Task brief:
Return a copy of every line in the records that includes the word "Arbetssökande".

[START OF Exercise data]

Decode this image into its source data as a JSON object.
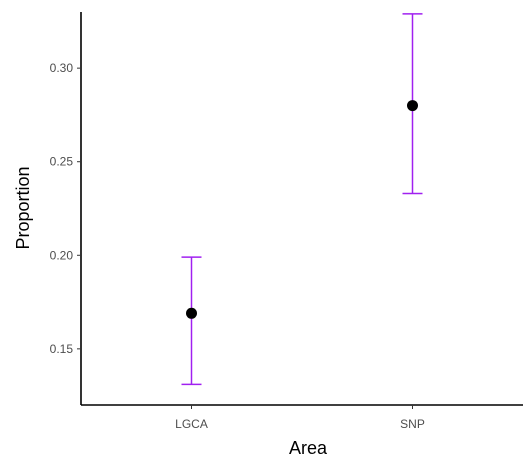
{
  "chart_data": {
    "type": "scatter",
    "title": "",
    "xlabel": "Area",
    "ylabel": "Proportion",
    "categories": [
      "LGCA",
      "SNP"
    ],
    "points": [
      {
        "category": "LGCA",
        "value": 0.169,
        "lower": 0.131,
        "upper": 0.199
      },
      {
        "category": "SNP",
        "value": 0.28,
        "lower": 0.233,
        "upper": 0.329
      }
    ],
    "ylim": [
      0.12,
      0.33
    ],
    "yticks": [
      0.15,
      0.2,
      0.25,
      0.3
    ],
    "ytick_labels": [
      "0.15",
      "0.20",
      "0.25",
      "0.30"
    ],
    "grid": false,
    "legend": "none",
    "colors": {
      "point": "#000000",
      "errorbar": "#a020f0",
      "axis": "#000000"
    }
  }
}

[END OF Exercise data]
[START OF Exercise data]

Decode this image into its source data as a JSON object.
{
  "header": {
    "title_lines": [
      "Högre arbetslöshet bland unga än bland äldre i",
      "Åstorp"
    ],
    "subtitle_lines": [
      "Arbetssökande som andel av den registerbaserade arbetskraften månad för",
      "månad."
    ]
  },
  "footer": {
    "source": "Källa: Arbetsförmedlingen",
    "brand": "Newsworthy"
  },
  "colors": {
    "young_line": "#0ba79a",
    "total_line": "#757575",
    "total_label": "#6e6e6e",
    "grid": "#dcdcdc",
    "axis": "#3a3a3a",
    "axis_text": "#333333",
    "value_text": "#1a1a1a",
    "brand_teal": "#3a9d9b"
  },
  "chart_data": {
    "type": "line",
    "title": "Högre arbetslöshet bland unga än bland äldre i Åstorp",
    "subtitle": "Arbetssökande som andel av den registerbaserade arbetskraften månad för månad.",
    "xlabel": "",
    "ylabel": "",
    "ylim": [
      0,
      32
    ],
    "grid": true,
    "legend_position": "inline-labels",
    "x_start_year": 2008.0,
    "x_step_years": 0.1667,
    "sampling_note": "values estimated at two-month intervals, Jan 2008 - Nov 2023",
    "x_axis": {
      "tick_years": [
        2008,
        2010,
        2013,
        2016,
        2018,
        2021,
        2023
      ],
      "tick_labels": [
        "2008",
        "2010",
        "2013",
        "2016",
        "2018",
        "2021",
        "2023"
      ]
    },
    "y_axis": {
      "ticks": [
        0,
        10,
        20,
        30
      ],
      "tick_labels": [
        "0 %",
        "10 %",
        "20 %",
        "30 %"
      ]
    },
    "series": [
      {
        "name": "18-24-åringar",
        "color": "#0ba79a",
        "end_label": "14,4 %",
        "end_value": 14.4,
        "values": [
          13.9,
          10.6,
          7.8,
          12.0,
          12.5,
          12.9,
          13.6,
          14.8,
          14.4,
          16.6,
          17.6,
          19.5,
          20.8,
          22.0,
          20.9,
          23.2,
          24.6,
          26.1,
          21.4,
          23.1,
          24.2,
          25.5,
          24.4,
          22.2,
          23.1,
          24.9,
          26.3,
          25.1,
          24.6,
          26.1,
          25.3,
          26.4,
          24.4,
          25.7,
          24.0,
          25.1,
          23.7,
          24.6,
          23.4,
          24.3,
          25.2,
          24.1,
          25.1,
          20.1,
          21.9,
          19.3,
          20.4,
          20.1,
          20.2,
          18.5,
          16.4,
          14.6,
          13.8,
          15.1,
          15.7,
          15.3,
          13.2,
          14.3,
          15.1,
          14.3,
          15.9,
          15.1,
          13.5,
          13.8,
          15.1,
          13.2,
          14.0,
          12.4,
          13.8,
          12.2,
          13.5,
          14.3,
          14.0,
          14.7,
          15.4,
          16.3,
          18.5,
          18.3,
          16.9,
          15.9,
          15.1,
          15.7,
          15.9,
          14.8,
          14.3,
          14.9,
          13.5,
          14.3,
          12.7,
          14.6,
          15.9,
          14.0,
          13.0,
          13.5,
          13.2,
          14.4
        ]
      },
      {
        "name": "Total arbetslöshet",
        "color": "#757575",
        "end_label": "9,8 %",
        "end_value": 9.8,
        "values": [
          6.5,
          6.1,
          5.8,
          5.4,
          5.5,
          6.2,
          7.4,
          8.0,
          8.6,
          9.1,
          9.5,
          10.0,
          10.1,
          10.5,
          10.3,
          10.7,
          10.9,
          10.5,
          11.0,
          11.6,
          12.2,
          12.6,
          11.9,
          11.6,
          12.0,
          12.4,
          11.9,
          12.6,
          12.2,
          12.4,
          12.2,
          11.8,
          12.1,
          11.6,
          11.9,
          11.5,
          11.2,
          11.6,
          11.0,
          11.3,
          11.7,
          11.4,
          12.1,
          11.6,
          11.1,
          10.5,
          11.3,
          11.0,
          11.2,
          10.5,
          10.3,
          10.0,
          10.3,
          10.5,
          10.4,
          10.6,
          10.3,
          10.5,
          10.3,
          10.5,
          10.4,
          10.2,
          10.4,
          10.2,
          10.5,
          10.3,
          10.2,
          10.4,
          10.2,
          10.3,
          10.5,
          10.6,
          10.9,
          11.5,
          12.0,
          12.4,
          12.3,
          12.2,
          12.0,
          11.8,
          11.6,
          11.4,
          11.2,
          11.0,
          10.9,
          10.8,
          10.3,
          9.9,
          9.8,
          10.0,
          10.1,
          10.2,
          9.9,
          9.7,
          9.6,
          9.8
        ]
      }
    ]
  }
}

[END OF Exercise data]

Result below:
      "Arbetssökande som andel av den registerbaserade arbetskraften månad för",
    "subtitle": "Arbetssökande som andel av den registerbaserade arbetskraften månad för månad.",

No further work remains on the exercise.